Look for "原图在PS中打开后" in each line of the entries, and return the matching lines.

====== SUPPLIED DATA ======

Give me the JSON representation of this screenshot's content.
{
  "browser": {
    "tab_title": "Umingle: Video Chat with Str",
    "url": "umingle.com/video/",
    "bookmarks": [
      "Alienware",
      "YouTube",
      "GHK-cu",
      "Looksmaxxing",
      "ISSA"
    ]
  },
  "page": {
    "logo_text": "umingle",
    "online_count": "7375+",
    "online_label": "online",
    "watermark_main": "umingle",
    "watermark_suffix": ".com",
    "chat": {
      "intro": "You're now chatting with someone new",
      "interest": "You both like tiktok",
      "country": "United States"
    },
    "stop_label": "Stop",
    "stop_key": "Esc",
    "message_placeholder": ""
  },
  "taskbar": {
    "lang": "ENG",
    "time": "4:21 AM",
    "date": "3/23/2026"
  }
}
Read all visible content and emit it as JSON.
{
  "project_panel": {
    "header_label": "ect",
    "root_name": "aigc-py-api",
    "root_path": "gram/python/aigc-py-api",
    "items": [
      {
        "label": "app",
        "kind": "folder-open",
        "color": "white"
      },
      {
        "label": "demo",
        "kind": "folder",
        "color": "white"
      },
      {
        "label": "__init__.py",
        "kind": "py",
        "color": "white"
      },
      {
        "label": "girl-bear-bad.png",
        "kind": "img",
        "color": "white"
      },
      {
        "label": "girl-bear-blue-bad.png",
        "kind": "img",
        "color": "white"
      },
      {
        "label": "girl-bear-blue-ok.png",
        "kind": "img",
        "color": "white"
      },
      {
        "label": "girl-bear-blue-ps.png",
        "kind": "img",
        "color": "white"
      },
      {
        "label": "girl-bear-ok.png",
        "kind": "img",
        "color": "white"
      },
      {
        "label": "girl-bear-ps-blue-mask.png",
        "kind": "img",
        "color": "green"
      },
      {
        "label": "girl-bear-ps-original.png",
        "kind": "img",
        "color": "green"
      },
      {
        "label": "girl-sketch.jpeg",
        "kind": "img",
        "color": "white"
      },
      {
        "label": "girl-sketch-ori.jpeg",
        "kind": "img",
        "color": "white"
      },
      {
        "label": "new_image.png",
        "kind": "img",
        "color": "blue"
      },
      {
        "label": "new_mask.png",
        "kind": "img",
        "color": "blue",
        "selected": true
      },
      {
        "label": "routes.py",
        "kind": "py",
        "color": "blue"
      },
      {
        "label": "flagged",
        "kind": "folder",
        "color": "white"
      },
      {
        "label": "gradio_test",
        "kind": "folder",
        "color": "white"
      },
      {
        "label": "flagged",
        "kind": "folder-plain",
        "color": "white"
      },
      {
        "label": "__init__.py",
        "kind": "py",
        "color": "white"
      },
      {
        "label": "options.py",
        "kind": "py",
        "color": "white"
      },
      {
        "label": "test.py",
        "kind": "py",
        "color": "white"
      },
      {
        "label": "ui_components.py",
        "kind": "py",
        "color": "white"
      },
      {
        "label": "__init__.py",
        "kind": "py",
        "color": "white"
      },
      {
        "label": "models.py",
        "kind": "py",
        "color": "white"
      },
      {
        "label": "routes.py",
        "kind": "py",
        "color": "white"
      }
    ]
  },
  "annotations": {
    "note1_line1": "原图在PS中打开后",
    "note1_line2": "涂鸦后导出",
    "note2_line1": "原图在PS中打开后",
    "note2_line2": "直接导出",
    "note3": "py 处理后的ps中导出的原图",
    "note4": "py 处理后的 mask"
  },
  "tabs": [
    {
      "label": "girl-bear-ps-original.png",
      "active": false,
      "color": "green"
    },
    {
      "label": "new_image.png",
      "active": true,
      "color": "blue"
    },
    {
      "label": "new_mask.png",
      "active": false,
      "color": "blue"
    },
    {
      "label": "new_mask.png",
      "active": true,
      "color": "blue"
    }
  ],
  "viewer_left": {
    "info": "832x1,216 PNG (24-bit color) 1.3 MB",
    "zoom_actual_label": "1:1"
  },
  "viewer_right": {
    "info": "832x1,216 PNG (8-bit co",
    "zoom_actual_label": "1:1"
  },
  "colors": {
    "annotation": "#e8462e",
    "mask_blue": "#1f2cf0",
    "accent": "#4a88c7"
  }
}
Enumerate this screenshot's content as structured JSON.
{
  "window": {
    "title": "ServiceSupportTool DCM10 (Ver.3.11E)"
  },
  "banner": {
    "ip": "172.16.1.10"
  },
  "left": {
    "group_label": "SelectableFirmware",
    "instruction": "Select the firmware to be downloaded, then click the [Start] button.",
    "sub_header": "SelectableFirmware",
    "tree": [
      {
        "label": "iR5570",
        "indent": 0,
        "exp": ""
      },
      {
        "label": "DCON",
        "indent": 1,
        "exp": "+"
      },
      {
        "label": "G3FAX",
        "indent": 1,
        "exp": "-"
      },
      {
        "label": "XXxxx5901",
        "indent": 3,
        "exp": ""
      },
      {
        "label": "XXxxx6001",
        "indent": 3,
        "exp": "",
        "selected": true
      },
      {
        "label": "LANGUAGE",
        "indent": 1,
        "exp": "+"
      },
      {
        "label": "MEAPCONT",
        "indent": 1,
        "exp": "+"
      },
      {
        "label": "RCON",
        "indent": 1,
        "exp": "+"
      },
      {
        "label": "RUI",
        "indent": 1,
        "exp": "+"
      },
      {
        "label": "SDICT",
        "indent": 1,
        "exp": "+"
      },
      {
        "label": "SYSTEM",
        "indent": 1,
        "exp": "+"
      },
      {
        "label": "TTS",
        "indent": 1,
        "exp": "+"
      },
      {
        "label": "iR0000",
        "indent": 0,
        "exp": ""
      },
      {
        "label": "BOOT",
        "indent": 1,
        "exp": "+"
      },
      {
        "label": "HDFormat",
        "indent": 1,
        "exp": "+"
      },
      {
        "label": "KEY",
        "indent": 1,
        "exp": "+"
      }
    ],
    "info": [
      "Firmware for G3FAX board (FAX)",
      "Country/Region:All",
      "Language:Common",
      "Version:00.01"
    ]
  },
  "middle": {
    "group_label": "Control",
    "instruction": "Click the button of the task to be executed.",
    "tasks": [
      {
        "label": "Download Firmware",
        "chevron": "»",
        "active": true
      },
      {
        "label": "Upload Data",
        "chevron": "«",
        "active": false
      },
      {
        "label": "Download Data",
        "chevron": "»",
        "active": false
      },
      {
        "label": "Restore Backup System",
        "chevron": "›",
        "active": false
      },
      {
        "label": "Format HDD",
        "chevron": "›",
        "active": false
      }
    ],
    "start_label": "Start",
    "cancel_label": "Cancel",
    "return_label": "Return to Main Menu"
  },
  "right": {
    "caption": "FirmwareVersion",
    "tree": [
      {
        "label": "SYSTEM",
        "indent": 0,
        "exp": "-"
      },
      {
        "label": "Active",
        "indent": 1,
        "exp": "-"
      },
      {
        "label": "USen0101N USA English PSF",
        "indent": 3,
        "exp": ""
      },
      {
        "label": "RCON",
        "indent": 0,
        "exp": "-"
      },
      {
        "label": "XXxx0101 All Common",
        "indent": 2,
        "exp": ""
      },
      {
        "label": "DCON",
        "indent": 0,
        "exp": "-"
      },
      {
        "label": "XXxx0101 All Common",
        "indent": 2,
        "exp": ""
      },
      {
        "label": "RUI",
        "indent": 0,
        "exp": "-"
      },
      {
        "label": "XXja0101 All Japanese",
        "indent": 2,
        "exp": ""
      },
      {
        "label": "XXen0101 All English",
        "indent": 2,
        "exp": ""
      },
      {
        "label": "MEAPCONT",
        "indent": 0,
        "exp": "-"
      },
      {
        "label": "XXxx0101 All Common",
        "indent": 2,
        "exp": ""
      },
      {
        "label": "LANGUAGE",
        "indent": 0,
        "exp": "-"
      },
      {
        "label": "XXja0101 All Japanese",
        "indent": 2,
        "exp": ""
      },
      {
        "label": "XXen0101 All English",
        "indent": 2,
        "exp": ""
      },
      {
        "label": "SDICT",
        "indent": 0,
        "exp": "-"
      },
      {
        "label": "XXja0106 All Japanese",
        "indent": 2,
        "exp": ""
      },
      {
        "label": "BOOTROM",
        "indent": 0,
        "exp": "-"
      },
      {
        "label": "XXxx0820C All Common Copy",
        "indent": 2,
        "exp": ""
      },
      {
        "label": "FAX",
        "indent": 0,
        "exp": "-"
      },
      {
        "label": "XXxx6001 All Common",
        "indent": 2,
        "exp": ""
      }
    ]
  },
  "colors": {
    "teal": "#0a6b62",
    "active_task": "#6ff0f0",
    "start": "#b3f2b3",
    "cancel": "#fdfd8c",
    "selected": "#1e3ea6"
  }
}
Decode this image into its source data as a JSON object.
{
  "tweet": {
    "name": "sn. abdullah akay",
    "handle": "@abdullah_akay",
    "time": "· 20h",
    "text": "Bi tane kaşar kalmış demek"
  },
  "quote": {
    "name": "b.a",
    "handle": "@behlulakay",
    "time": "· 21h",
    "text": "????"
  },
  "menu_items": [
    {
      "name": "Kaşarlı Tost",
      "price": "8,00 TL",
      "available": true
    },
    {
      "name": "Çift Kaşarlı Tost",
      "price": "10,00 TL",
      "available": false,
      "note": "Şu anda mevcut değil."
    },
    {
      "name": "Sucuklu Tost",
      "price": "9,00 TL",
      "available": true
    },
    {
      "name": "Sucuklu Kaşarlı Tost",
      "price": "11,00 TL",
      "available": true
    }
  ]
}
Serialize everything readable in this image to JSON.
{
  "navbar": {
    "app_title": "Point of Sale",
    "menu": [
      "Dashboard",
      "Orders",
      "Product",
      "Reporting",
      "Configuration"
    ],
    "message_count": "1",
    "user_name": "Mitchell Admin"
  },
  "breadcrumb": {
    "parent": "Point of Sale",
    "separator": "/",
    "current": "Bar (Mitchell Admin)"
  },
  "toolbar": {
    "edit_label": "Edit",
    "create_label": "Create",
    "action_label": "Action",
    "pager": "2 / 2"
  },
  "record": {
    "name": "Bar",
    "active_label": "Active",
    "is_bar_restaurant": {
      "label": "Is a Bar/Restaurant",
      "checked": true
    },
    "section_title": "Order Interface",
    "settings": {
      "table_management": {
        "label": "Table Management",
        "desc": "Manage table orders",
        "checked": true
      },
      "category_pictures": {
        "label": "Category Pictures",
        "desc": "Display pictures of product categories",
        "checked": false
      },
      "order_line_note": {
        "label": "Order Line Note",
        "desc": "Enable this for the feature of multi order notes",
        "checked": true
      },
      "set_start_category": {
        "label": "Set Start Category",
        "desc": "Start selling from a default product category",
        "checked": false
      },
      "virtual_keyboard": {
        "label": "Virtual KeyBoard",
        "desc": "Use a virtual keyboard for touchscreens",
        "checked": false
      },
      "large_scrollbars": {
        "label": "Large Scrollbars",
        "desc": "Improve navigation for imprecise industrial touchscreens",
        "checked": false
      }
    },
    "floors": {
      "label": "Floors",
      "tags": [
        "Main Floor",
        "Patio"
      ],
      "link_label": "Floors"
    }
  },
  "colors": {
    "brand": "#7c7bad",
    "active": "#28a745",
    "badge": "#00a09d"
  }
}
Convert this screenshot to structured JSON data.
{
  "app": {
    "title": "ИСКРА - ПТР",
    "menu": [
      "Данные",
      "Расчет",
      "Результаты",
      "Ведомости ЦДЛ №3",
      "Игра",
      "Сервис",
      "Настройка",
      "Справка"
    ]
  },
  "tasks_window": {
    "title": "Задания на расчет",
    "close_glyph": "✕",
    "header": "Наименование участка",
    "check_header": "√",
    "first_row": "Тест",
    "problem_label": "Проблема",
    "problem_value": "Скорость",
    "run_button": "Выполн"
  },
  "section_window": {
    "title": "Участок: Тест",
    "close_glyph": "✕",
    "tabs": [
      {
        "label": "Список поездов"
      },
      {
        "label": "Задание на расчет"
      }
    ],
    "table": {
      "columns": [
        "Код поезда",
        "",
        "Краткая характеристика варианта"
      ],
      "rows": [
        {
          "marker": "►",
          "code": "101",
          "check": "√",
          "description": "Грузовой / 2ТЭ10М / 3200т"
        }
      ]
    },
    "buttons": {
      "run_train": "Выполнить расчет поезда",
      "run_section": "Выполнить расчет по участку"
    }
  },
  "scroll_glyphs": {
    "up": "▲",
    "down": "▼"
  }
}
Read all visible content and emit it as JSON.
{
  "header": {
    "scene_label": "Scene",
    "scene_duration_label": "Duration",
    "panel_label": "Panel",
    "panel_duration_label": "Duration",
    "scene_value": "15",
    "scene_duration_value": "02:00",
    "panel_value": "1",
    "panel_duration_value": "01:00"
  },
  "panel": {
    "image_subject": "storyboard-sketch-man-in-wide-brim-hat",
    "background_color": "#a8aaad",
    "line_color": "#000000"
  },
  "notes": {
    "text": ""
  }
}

======

• [SOLUTION]:
    "note1_line1": "原图在PS中打开后",
    "note2_line1": "原图在PS中打开后",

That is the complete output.